■ Your objective
Find the lines holding "color" and copy them.
* start *
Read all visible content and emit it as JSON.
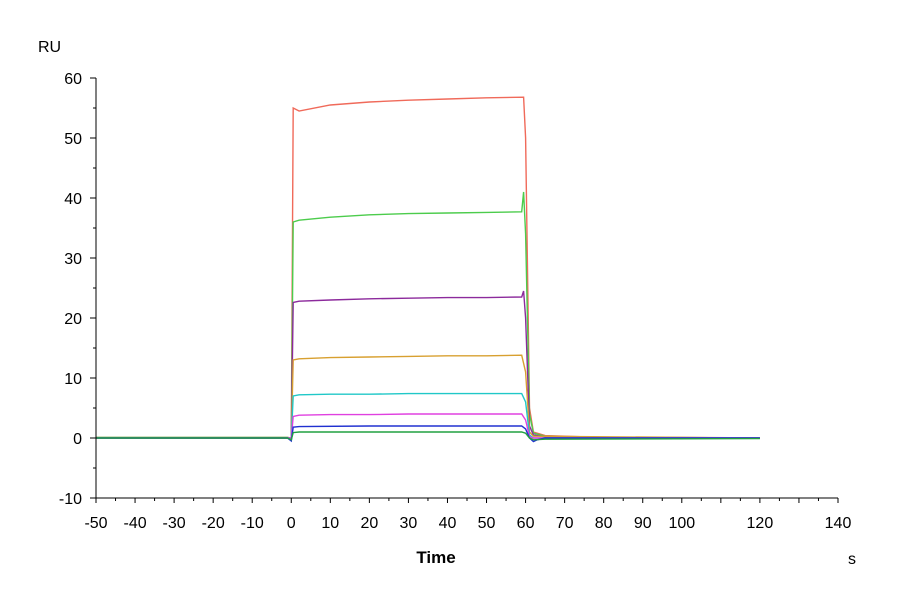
{
  "chart_data": {
    "type": "line",
    "xlabel": "Time",
    "x_unit": "s",
    "y_unit": "RU",
    "xlim": [
      -50,
      140
    ],
    "ylim": [
      -10,
      60
    ],
    "x_ticks": [
      -50,
      -40,
      -30,
      -20,
      -10,
      0,
      10,
      20,
      30,
      40,
      50,
      60,
      70,
      80,
      90,
      100,
      120,
      140
    ],
    "y_ticks": [
      -10,
      0,
      10,
      20,
      30,
      40,
      50,
      60
    ],
    "grid": false,
    "legend": "none",
    "series": [
      {
        "color": "#f06a5a",
        "points": [
          [
            -50,
            0.1
          ],
          [
            -1,
            0.1
          ],
          [
            0,
            0
          ],
          [
            0.5,
            55
          ],
          [
            2,
            54.5
          ],
          [
            10,
            55.5
          ],
          [
            20,
            56
          ],
          [
            30,
            56.3
          ],
          [
            40,
            56.5
          ],
          [
            50,
            56.7
          ],
          [
            59.5,
            56.8
          ],
          [
            60,
            50
          ],
          [
            61,
            5
          ],
          [
            62,
            1
          ],
          [
            65,
            0.4
          ],
          [
            80,
            0.1
          ],
          [
            120,
            0
          ]
        ]
      },
      {
        "color": "#4ccc4c",
        "points": [
          [
            -50,
            0.1
          ],
          [
            -1,
            0.1
          ],
          [
            0,
            0
          ],
          [
            0.5,
            36
          ],
          [
            2,
            36.3
          ],
          [
            10,
            36.8
          ],
          [
            20,
            37.2
          ],
          [
            30,
            37.4
          ],
          [
            40,
            37.5
          ],
          [
            50,
            37.6
          ],
          [
            59,
            37.7
          ],
          [
            59.5,
            41
          ],
          [
            60,
            34
          ],
          [
            61,
            4
          ],
          [
            62,
            0.8
          ],
          [
            65,
            0.3
          ],
          [
            80,
            0
          ],
          [
            120,
            0
          ]
        ]
      },
      {
        "color": "#8c2a9c",
        "points": [
          [
            -50,
            0
          ],
          [
            -1,
            0
          ],
          [
            0,
            0
          ],
          [
            0.5,
            22.6
          ],
          [
            2,
            22.8
          ],
          [
            10,
            23
          ],
          [
            20,
            23.2
          ],
          [
            30,
            23.3
          ],
          [
            40,
            23.4
          ],
          [
            50,
            23.4
          ],
          [
            59,
            23.5
          ],
          [
            59.5,
            24.5
          ],
          [
            60,
            20
          ],
          [
            61,
            2
          ],
          [
            62,
            0.5
          ],
          [
            65,
            0.2
          ],
          [
            120,
            0
          ]
        ]
      },
      {
        "color": "#d8a030",
        "points": [
          [
            -50,
            0
          ],
          [
            -1,
            0
          ],
          [
            0,
            0
          ],
          [
            0.5,
            13
          ],
          [
            2,
            13.2
          ],
          [
            10,
            13.4
          ],
          [
            20,
            13.5
          ],
          [
            30,
            13.6
          ],
          [
            40,
            13.7
          ],
          [
            50,
            13.7
          ],
          [
            59,
            13.8
          ],
          [
            60,
            11
          ],
          [
            61,
            1
          ],
          [
            62,
            0.3
          ],
          [
            120,
            0
          ]
        ]
      },
      {
        "color": "#20c8c8",
        "points": [
          [
            -50,
            0
          ],
          [
            -1,
            0
          ],
          [
            0,
            0
          ],
          [
            0.5,
            7
          ],
          [
            2,
            7.2
          ],
          [
            10,
            7.3
          ],
          [
            20,
            7.3
          ],
          [
            30,
            7.4
          ],
          [
            40,
            7.4
          ],
          [
            50,
            7.4
          ],
          [
            59,
            7.4
          ],
          [
            60,
            6
          ],
          [
            61,
            0.5
          ],
          [
            62,
            0
          ],
          [
            120,
            0
          ]
        ]
      },
      {
        "color": "#e040e0",
        "points": [
          [
            -50,
            0
          ],
          [
            -1,
            0
          ],
          [
            0,
            0
          ],
          [
            0.5,
            3.6
          ],
          [
            2,
            3.8
          ],
          [
            10,
            3.9
          ],
          [
            20,
            3.9
          ],
          [
            30,
            4
          ],
          [
            40,
            4
          ],
          [
            50,
            4
          ],
          [
            59,
            4
          ],
          [
            60,
            3
          ],
          [
            61,
            0.2
          ],
          [
            62,
            0
          ],
          [
            120,
            0
          ]
        ]
      },
      {
        "color": "#2030d0",
        "points": [
          [
            -50,
            0
          ],
          [
            -1,
            0
          ],
          [
            0,
            -0.5
          ],
          [
            0.5,
            1.8
          ],
          [
            2,
            1.9
          ],
          [
            20,
            2
          ],
          [
            40,
            2
          ],
          [
            59,
            2
          ],
          [
            60,
            1.5
          ],
          [
            61,
            0
          ],
          [
            62,
            -0.6
          ],
          [
            63,
            -0.3
          ],
          [
            65,
            0
          ],
          [
            120,
            0
          ]
        ]
      },
      {
        "color": "#20a040",
        "points": [
          [
            -50,
            0
          ],
          [
            -1,
            0
          ],
          [
            0,
            -0.3
          ],
          [
            0.5,
            0.9
          ],
          [
            2,
            1
          ],
          [
            30,
            1
          ],
          [
            59,
            1
          ],
          [
            60,
            0.8
          ],
          [
            61,
            0
          ],
          [
            62,
            -0.3
          ],
          [
            65,
            -0.2
          ],
          [
            120,
            -0.1
          ]
        ]
      }
    ]
  }
}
* end *
■ Response to the exercise
        "color": "#f06a5a",
        "color": "#4ccc4c",
        "color": "#8c2a9c",
        "color": "#d8a030",
        "color": "#20c8c8",
        "color": "#e040e0",
        "color": "#2030d0",
        "color": "#20a040",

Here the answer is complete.